# start of Items
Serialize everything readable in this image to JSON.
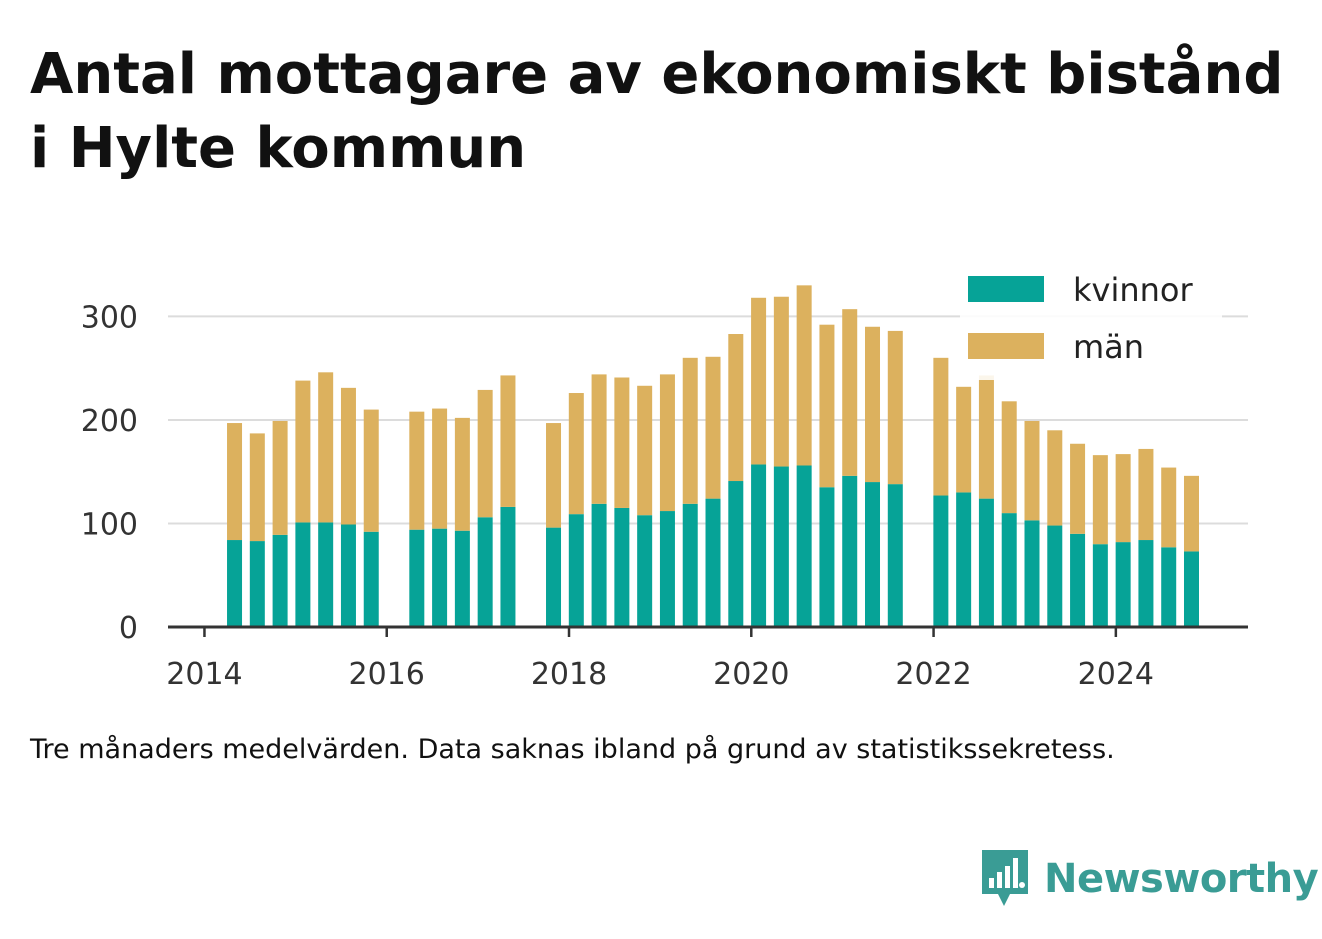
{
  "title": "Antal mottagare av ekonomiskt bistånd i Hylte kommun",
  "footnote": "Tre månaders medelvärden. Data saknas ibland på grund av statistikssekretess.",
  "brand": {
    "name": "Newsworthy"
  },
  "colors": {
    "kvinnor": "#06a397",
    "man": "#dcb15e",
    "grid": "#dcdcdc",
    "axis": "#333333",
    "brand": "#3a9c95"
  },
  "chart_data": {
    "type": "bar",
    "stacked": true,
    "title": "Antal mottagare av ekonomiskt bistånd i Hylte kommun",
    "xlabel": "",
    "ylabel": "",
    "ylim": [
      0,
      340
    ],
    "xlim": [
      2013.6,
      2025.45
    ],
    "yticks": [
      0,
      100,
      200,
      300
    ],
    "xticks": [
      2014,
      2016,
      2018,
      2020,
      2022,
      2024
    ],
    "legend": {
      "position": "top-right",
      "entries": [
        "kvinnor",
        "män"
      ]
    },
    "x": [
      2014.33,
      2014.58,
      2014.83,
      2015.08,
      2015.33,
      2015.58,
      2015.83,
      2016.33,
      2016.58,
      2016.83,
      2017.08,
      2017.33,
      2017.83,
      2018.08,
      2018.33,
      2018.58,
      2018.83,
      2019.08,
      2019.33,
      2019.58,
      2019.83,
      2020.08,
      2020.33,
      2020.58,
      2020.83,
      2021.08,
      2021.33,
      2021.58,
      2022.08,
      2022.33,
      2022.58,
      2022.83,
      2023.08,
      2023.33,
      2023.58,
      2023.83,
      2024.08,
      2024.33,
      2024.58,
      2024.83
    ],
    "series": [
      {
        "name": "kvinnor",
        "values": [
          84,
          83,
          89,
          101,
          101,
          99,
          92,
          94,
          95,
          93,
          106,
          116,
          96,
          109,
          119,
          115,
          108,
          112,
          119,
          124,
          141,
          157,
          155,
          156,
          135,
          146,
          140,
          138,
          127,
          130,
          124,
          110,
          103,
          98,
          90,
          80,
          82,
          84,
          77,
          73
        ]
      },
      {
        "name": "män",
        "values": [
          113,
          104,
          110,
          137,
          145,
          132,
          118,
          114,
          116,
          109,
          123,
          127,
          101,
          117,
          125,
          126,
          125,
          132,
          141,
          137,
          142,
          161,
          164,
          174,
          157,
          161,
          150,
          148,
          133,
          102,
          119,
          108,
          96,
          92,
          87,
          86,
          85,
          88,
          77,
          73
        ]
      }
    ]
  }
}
# end of Items
Pictures are to be left out; repeat all the remaining data exactly.

Serialize everything readable in this image to JSON.
{
  "title": "Antal mottagare av ekonomiskt bistånd i Hylte kommun",
  "footnote": "Tre månaders medelvärden. Data saknas ibland på grund av statistikssekretess.",
  "brand": {
    "name": "Newsworthy"
  },
  "colors": {
    "kvinnor": "#06a397",
    "man": "#dcb15e",
    "grid": "#dcdcdc",
    "axis": "#333333",
    "brand": "#3a9c95"
  },
  "chart_data": {
    "type": "bar",
    "stacked": true,
    "title": "Antal mottagare av ekonomiskt bistånd i Hylte kommun",
    "xlabel": "",
    "ylabel": "",
    "ylim": [
      0,
      340
    ],
    "xlim": [
      2013.6,
      2025.45
    ],
    "yticks": [
      0,
      100,
      200,
      300
    ],
    "xticks": [
      2014,
      2016,
      2018,
      2020,
      2022,
      2024
    ],
    "legend": {
      "position": "top-right",
      "entries": [
        "kvinnor",
        "män"
      ]
    },
    "x": [
      2014.33,
      2014.58,
      2014.83,
      2015.08,
      2015.33,
      2015.58,
      2015.83,
      2016.33,
      2016.58,
      2016.83,
      2017.08,
      2017.33,
      2017.83,
      2018.08,
      2018.33,
      2018.58,
      2018.83,
      2019.08,
      2019.33,
      2019.58,
      2019.83,
      2020.08,
      2020.33,
      2020.58,
      2020.83,
      2021.08,
      2021.33,
      2021.58,
      2022.08,
      2022.33,
      2022.58,
      2022.83,
      2023.08,
      2023.33,
      2023.58,
      2023.83,
      2024.08,
      2024.33,
      2024.58,
      2024.83
    ],
    "series": [
      {
        "name": "kvinnor",
        "values": [
          84,
          83,
          89,
          101,
          101,
          99,
          92,
          94,
          95,
          93,
          106,
          116,
          96,
          109,
          119,
          115,
          108,
          112,
          119,
          124,
          141,
          157,
          155,
          156,
          135,
          146,
          140,
          138,
          127,
          130,
          124,
          110,
          103,
          98,
          90,
          80,
          82,
          84,
          77,
          73
        ]
      },
      {
        "name": "män",
        "values": [
          113,
          104,
          110,
          137,
          145,
          132,
          118,
          114,
          116,
          109,
          123,
          127,
          101,
          117,
          125,
          126,
          125,
          132,
          141,
          137,
          142,
          161,
          164,
          174,
          157,
          161,
          150,
          148,
          133,
          102,
          119,
          108,
          96,
          92,
          87,
          86,
          85,
          88,
          77,
          73
        ]
      }
    ]
  }
}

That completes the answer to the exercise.